TASK DETAILS: Return, word for word, every line that follows.

WORKING DATA:
==*==
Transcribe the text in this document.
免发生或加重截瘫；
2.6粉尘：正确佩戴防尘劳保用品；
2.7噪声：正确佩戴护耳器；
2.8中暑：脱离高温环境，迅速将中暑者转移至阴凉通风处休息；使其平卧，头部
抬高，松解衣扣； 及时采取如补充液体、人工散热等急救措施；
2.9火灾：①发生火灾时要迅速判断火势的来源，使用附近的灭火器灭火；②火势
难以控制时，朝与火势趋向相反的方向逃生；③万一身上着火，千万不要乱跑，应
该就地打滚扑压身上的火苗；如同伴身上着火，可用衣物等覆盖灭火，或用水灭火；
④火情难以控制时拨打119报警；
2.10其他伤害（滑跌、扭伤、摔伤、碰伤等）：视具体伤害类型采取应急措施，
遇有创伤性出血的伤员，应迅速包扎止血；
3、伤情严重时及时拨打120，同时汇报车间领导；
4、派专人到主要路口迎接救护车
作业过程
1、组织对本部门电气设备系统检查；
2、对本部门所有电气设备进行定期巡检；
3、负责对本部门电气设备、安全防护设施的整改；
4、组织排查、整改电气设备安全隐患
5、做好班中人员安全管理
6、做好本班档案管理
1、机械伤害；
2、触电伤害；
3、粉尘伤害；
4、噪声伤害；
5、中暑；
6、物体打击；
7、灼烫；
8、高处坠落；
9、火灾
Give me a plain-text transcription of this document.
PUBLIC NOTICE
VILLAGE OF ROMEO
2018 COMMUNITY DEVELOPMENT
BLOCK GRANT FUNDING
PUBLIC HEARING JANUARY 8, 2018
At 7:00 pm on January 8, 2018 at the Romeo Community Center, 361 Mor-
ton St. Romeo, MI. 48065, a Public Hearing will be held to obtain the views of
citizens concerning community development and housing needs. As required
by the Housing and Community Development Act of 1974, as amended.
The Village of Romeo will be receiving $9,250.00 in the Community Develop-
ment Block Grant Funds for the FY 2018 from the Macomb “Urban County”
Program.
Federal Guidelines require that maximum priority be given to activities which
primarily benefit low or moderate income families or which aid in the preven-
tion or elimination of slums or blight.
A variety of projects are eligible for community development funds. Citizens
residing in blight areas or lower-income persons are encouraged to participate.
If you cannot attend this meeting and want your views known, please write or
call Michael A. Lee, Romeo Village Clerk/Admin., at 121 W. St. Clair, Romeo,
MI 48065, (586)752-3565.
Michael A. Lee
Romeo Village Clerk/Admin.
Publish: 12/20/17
==*==
WRITTEN RESPONSE:
Transcribe the text in this document.
免发生或加重截瘫；
2.6粉尘：正确佩戴防尘劳保用品；
2.7噪声：正确佩戴护耳器；
2.8中暑：脱离高温环境，迅速将中暑者转移至阴凉通风处休息；使其平卧，头部
抬高，松解衣扣； 及时采取如补充液体、人工散热等急救措施；
2.9火灾：①发生火灾时要迅速判断火势的来源，使用附近的灭火器灭火；②火势
难以控制时，朝与火势趋向相反的方向逃生；③万一身上着火，千万不要乱跑，应
该就地打滚扑压身上的火苗；如同伴身上着火，可用衣物等覆盖灭火，或用水灭火；
④火情难以控制时拨打119报警；
2.10其他伤害（滑跌、扭伤、摔伤、碰伤等）：视具体伤害类型采取应急措施，
遇有创伤性出血的伤员，应迅速包扎止血；
3、伤情严重时及时拨打120，同时汇报车间领导；
4、派专人到主要路口迎接救护车
作业过程
1、组织对本部门电气设备系统检查；
2、对本部门所有电气设备进行定期巡检；
3、负责对本部门电气设备、安全防护设施的整改；
4、组织排查、整改电气设备安全隐患
5、做好班中人员安全管理
6、做好本班档案管理
1、机械伤害；
2、触电伤害；
3、粉尘伤害；
4、噪声伤害；
5、中暑；
6、物体打击；
7、灼烫；
8、高处坠落；
9、火灾
Give me a plain-text transcription of this document.
PUBLIC NOTICE
VILLAGE OF ROMEO
2018 COMMUNITY DEVELOPMENT
BLOCK GRANT FUNDING
PUBLIC HEARING JANUARY 8, 2018
At 7:00 pm on January 8, 2018 at the Romeo Community Center, 361 Mor-
ton St. Romeo, MI. 48065, a Public Hearing will be held to obtain the views of
citizens concerning community development and housing needs. As required
by the Housing and Community Development Act of 1974, as amended.
The Village of Romeo will be receiving $9,250.00 in the Community Develop-
ment Block Grant Funds for the FY 2018 from the Macomb “Urban County”
Program.
Federal Guidelines require that maximum priority be given to activities which
primarily benefit low or moderate income families or which aid in the preven-
tion or elimination of slums or blight.
A variety of projects are eligible for community development funds. Citizens
residing in blight areas or lower-income persons are encouraged to participate.
If you cannot attend this meeting and want your views known, please write or
call Michael A. Lee, Romeo Village Clerk/Admin., at 121 W. St. Clair, Romeo,
MI 48065, (586)752-3565.
Michael A. Lee
Romeo Village Clerk/Admin.
Publish: 12/20/17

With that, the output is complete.